DIRECTION ->
Return each line of the listing that contains the string "loss".
=======
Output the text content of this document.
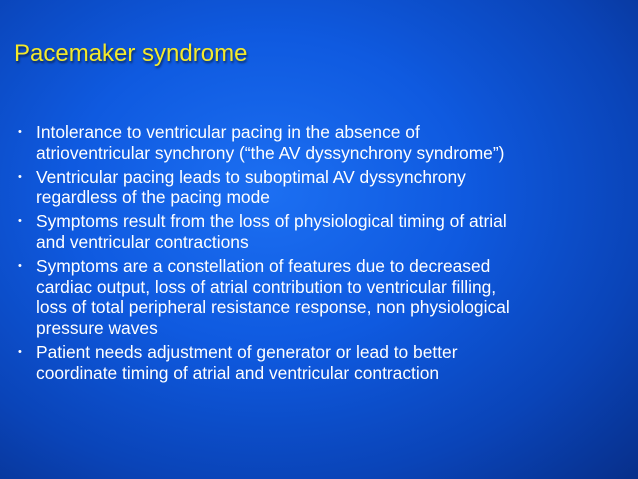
Pacemaker syndrome
• Intolerance to ventricular pacing in the absence of
atrioventricular synchrony (“the AV dyssynchrony syndrome”)
• Ventricular pacing leads to suboptimal AV dyssynchrony
regardless of the pacing mode
• Symptoms result from the loss of physiological timing of atrial
and ventricular contractions
• Symptoms are a constellation of features due to decreased
cardiac output, loss of atrial contribution to ventricular filling,
loss of total peripheral resistance response, non physiological
pressure waves
• Patient needs adjustment of generator or lead to better
coordinate timing of atrial and ventricular contraction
=======
ANSWER TO THE PROBLEM ->
• Symptoms result from the loss of physiological timing of atrial
cardiac output, loss of atrial contribution to ventricular filling,
loss of total peripheral resistance response, non physiological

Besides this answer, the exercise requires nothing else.